Exercise brief: From the line that contains "Transcribe this image's" to the last line of the data below, transcribe every line exactly. Do not include the pictures.
────────────────
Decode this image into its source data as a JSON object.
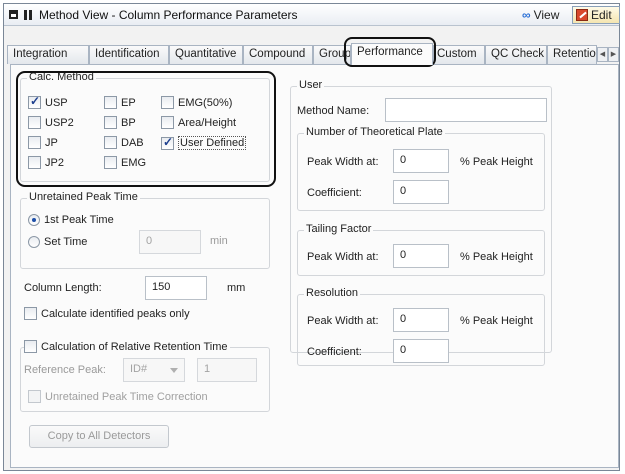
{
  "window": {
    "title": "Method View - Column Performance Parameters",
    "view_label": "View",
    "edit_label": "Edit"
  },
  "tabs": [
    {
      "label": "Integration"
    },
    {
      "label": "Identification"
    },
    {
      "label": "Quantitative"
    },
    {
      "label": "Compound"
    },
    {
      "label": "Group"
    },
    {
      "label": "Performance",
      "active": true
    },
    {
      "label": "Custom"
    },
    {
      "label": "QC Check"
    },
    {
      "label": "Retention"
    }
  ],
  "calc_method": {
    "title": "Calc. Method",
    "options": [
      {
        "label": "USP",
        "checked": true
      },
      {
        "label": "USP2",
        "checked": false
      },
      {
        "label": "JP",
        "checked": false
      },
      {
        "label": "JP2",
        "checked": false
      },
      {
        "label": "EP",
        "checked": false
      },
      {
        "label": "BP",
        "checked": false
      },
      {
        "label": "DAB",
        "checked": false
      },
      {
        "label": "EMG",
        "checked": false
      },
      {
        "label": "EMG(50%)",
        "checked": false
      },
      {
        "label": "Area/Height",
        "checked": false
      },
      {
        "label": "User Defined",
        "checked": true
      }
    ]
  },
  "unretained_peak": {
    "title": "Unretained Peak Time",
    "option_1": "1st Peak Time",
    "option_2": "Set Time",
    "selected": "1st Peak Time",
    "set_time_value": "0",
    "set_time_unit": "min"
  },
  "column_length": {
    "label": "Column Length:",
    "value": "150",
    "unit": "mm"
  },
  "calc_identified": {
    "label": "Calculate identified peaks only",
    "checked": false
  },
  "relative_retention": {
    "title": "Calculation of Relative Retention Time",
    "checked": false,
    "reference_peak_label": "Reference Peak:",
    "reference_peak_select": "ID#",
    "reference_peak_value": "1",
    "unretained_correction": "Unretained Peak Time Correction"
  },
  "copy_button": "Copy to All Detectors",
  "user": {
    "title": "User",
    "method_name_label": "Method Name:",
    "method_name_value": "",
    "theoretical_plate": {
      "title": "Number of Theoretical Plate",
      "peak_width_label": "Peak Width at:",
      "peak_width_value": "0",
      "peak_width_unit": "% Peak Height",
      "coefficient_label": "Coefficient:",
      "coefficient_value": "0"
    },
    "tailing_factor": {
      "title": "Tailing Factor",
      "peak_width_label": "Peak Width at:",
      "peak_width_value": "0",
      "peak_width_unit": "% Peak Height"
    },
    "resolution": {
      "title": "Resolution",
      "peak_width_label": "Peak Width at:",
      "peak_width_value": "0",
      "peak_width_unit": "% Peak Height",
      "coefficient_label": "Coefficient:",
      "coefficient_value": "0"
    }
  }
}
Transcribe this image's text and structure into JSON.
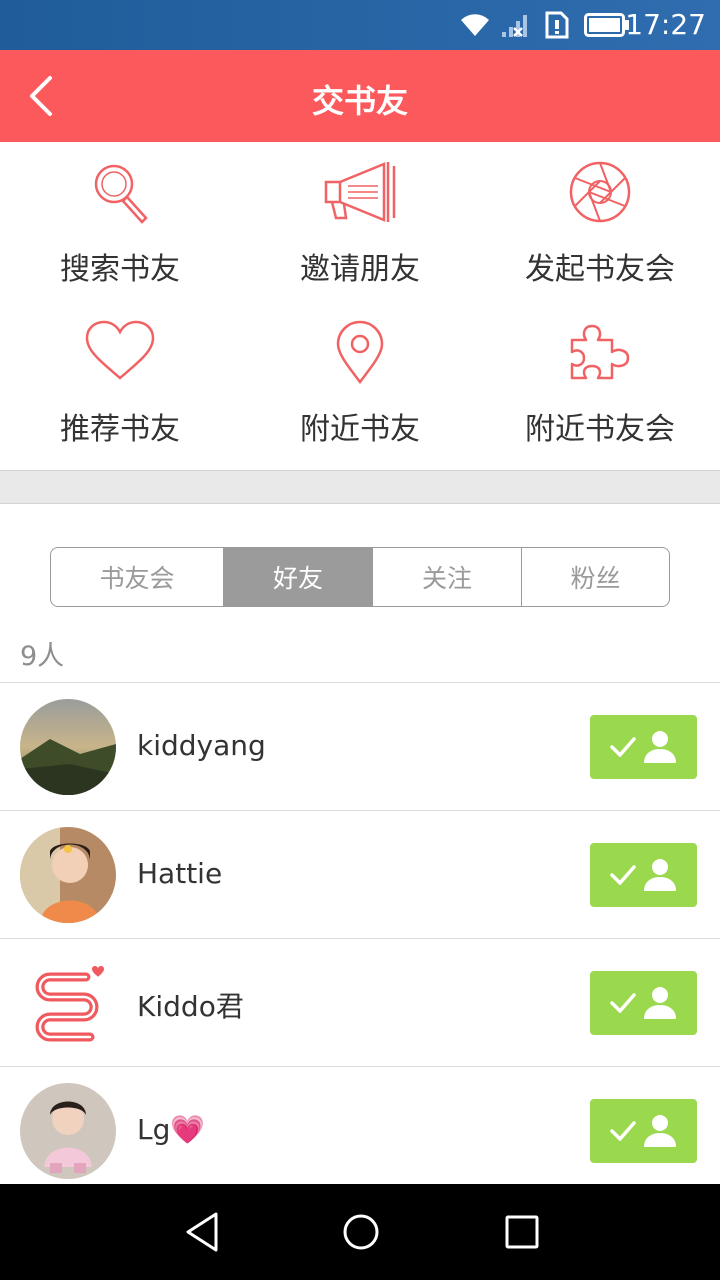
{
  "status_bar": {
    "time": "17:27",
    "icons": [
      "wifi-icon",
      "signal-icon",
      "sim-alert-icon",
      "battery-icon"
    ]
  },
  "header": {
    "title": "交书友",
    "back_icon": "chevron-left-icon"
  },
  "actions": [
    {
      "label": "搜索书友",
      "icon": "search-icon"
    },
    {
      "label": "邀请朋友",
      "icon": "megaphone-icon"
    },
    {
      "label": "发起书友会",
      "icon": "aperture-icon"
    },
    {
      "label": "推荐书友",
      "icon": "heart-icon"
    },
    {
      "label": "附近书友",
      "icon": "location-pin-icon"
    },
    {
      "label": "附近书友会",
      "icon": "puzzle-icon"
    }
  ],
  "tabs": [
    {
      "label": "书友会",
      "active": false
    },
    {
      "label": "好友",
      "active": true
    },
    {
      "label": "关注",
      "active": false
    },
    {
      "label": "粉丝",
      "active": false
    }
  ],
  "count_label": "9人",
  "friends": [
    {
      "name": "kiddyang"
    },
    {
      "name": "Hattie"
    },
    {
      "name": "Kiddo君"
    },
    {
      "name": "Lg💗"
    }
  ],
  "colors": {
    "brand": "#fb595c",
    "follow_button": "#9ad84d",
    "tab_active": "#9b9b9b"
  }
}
────────────────
Answer to this task:
Transcribe this image's text and structure into JSON.
{
  "status_bar": {
    "time": "17:27",
    "icons": [
      "wifi-icon",
      "signal-icon",
      "sim-alert-icon",
      "battery-icon"
    ]
  },
  "header": {
    "title": "交书友",
    "back_icon": "chevron-left-icon"
  },
  "actions": [
    {
      "label": "搜索书友",
      "icon": "search-icon"
    },
    {
      "label": "邀请朋友",
      "icon": "megaphone-icon"
    },
    {
      "label": "发起书友会",
      "icon": "aperture-icon"
    },
    {
      "label": "推荐书友",
      "icon": "heart-icon"
    },
    {
      "label": "附近书友",
      "icon": "location-pin-icon"
    },
    {
      "label": "附近书友会",
      "icon": "puzzle-icon"
    }
  ],
  "tabs": [
    {
      "label": "书友会",
      "active": false
    },
    {
      "label": "好友",
      "active": true
    },
    {
      "label": "关注",
      "active": false
    },
    {
      "label": "粉丝",
      "active": false
    }
  ],
  "count_label": "9人",
  "friends": [
    {
      "name": "kiddyang"
    },
    {
      "name": "Hattie"
    },
    {
      "name": "Kiddo君"
    },
    {
      "name": "Lg💗"
    }
  ],
  "colors": {
    "brand": "#fb595c",
    "follow_button": "#9ad84d",
    "tab_active": "#9b9b9b"
  }
}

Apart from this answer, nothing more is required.